◆ **The problem**
Using the material that follows, identify and copy each line with the string "İzleyici".

====== Available data

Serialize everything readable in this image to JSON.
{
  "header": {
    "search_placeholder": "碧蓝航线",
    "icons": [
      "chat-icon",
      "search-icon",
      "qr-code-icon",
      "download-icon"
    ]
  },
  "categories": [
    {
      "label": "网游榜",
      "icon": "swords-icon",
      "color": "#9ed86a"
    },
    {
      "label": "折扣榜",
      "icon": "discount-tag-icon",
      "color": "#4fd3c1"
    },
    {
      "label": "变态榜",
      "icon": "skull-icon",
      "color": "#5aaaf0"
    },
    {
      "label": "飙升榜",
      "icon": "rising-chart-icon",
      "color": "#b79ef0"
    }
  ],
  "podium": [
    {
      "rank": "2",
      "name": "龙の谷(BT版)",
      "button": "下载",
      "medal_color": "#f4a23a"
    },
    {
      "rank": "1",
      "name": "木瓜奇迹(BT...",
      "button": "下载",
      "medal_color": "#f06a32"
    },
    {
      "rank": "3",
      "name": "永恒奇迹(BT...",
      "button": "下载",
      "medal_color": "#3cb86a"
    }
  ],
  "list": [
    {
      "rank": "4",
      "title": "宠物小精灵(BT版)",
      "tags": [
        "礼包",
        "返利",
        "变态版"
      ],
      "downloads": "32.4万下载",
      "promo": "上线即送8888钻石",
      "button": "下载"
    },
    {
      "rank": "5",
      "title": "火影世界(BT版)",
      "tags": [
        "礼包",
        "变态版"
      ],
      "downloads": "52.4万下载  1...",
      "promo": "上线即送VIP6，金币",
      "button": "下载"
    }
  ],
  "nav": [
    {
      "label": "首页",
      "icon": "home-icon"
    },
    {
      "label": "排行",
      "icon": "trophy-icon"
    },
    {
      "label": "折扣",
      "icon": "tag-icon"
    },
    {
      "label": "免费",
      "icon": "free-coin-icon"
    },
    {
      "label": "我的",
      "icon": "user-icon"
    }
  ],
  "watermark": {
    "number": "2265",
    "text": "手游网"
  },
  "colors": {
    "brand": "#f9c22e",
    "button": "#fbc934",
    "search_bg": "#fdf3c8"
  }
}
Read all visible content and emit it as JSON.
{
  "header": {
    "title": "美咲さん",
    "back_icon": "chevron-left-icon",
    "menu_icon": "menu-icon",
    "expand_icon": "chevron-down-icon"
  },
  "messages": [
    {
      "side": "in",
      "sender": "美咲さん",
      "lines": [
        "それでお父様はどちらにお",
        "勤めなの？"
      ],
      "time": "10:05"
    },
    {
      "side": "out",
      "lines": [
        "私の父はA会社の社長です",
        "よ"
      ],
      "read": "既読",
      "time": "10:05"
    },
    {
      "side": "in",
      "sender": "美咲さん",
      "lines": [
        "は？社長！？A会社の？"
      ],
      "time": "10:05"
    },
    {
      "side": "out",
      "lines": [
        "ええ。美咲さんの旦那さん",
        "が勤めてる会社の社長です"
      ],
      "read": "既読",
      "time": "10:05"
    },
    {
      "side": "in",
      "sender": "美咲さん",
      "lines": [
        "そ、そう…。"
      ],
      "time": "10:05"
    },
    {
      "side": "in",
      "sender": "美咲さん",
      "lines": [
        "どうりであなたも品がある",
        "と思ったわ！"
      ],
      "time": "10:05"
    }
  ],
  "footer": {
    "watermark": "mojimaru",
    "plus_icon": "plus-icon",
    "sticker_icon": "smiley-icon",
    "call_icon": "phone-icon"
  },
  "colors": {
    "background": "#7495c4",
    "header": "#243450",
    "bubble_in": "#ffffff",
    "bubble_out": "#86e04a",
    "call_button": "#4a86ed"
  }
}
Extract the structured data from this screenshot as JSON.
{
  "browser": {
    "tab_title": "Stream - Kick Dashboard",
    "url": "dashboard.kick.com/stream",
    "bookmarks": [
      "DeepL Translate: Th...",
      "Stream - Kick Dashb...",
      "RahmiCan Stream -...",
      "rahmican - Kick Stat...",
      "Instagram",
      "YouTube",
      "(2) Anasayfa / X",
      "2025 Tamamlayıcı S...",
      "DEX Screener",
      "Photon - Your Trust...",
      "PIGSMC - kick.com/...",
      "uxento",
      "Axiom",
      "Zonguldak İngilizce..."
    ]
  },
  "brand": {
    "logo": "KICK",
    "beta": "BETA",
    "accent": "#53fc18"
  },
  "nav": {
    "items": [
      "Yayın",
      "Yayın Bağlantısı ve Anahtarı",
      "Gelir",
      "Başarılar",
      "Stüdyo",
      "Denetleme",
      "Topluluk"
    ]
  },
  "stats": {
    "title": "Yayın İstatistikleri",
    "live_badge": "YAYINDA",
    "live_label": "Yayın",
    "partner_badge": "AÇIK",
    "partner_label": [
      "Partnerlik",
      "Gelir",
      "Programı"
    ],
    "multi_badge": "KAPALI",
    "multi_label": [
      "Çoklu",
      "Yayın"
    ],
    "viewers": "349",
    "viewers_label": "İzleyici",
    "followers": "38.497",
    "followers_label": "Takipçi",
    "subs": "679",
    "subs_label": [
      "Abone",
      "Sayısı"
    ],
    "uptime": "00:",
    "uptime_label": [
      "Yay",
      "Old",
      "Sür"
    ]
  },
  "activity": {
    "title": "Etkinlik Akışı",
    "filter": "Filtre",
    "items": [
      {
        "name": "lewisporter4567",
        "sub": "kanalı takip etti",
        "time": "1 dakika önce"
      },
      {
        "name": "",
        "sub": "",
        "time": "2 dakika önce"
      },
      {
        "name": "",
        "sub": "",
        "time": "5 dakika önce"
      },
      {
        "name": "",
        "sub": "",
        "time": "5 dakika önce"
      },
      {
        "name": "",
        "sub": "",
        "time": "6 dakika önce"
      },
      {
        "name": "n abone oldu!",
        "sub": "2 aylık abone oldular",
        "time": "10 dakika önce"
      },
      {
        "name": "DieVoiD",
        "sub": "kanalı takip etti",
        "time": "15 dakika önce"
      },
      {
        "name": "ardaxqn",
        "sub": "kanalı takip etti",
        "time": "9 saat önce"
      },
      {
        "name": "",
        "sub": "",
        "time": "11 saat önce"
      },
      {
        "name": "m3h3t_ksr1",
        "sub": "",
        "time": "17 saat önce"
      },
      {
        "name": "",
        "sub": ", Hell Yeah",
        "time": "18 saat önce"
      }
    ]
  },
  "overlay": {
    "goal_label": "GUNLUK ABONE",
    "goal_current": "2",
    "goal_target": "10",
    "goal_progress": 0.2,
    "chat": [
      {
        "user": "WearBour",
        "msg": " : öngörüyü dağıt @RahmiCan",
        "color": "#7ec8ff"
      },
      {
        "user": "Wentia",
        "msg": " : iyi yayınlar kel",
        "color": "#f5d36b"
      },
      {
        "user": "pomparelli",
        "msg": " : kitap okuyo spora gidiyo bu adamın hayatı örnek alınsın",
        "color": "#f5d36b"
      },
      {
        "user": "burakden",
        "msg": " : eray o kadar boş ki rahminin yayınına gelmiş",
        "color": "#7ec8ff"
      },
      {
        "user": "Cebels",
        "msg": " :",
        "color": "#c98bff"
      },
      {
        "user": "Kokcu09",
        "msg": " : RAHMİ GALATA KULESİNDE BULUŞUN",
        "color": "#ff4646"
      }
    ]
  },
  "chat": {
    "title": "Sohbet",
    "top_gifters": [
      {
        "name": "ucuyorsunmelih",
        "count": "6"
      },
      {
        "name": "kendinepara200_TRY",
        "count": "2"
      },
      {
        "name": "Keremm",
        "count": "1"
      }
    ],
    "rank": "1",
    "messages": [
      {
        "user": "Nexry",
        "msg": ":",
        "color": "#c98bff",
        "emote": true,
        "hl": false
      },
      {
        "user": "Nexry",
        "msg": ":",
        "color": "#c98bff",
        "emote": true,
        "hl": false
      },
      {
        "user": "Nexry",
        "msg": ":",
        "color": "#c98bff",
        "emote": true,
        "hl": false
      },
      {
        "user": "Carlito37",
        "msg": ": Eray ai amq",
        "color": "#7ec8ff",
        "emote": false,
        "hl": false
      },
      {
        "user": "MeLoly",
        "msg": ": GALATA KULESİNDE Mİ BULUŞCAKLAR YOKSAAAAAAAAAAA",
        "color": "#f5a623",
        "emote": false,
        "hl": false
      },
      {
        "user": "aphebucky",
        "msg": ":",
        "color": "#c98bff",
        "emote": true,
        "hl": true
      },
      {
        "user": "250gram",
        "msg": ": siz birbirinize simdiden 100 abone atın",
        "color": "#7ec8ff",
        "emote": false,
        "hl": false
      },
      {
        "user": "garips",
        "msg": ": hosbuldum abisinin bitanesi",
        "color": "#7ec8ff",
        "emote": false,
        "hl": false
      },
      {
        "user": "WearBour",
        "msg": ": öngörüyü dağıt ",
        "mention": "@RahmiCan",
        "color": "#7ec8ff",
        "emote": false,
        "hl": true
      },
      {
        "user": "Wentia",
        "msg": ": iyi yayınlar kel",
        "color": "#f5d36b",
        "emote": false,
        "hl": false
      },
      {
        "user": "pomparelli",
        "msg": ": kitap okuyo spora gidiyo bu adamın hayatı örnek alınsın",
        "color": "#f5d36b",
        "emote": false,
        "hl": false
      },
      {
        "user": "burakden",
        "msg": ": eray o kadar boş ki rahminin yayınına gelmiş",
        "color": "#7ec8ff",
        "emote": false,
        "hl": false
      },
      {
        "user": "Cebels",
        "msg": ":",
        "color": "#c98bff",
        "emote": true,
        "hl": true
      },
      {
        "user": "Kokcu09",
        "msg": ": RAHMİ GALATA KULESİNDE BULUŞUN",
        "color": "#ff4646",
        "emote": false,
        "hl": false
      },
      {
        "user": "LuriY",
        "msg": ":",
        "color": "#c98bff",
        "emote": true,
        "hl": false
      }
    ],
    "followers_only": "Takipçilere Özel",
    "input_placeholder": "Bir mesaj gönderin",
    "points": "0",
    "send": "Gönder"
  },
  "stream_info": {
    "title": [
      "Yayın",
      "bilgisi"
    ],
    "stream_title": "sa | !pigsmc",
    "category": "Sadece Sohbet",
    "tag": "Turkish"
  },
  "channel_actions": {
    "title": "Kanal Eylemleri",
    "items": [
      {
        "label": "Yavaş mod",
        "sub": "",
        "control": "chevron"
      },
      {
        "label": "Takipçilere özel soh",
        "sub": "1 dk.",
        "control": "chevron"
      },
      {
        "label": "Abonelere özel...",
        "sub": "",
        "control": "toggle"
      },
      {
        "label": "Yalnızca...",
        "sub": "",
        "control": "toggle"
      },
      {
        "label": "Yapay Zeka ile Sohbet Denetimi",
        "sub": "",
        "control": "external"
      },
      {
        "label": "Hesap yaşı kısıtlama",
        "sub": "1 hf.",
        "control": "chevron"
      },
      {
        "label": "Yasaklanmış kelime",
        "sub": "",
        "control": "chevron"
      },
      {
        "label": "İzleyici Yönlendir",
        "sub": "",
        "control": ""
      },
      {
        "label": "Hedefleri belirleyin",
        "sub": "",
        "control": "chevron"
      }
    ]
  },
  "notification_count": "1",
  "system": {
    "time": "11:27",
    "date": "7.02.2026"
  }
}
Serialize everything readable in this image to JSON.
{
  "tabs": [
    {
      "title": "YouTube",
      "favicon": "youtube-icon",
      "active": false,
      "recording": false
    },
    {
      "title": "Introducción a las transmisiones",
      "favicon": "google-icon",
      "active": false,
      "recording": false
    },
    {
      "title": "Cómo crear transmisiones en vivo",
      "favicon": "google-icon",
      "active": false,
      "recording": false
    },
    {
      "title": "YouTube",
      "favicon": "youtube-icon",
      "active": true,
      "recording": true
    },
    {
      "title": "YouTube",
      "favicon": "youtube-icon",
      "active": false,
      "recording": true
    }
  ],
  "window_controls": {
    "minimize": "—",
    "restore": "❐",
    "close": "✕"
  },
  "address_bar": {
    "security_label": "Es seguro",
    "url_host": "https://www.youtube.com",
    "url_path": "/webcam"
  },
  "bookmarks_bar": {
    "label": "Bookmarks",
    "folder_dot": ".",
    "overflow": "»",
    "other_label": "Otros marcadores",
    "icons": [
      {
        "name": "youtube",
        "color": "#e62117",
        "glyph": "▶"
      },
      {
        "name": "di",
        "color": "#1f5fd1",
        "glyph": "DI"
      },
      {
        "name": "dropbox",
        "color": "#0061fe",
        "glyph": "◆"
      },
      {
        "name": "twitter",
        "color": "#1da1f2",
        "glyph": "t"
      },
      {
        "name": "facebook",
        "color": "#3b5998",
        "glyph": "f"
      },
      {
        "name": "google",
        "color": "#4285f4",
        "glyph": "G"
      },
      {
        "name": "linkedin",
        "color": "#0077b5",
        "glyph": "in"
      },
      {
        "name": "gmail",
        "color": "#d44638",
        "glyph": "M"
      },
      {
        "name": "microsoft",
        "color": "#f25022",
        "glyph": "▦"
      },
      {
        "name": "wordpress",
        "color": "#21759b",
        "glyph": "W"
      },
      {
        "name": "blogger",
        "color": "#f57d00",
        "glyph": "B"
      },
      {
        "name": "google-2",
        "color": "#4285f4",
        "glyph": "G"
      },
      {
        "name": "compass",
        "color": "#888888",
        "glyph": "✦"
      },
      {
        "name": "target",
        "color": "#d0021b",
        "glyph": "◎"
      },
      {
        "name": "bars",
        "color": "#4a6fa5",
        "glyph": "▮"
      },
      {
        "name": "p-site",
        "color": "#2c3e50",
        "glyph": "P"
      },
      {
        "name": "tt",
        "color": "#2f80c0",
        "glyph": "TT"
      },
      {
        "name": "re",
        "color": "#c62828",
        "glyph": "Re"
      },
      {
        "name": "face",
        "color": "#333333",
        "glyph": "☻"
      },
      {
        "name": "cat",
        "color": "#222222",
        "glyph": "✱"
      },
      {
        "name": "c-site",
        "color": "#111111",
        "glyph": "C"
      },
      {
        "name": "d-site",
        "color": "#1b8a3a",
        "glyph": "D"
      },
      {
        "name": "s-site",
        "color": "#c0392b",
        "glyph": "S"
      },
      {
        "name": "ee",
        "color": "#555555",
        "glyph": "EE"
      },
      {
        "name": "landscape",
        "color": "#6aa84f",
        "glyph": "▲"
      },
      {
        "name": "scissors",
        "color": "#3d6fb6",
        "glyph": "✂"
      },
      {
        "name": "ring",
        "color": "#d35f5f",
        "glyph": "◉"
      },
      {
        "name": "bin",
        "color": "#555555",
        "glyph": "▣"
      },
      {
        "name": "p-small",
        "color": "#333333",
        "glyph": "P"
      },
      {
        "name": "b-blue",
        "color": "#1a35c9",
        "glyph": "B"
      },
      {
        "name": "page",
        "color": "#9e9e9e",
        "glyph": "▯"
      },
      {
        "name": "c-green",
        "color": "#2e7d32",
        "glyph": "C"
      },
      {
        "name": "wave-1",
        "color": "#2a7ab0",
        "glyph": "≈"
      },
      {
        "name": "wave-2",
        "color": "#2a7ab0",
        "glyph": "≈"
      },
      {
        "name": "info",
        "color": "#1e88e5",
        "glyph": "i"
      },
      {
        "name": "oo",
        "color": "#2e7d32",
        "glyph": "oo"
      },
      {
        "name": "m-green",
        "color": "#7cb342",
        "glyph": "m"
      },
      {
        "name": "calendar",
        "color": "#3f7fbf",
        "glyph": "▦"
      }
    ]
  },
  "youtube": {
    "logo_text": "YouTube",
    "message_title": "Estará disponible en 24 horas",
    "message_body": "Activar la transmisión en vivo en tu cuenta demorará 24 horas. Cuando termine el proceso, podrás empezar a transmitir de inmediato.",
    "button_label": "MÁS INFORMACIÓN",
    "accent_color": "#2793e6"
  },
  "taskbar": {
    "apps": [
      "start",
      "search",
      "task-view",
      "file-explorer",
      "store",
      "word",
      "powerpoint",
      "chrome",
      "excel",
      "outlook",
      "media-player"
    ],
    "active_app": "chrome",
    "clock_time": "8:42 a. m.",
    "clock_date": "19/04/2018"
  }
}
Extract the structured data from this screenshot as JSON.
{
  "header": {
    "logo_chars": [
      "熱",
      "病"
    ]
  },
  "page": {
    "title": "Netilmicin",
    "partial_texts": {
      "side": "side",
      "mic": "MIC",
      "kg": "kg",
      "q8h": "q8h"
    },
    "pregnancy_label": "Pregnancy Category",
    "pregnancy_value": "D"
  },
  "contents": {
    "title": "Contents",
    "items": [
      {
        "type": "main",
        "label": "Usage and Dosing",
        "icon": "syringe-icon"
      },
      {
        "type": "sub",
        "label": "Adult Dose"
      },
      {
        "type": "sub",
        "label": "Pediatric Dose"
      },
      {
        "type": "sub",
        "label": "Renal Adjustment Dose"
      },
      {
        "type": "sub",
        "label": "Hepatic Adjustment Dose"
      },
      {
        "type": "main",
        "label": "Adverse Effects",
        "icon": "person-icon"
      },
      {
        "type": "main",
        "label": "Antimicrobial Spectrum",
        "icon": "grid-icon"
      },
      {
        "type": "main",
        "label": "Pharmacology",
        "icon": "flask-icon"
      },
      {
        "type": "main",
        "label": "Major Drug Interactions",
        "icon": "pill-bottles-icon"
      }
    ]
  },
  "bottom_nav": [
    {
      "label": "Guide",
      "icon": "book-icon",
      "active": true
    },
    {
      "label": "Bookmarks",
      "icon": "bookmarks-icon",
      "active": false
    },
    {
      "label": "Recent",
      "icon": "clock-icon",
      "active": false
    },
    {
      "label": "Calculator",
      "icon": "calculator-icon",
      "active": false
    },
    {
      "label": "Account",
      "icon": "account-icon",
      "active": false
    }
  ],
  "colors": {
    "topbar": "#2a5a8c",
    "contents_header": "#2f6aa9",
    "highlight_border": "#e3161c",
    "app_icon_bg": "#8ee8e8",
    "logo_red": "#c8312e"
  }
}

============

◆ **Full solution**
    "viewers_label": "İzleyici",
        "label": "İzleyici Yönlendir",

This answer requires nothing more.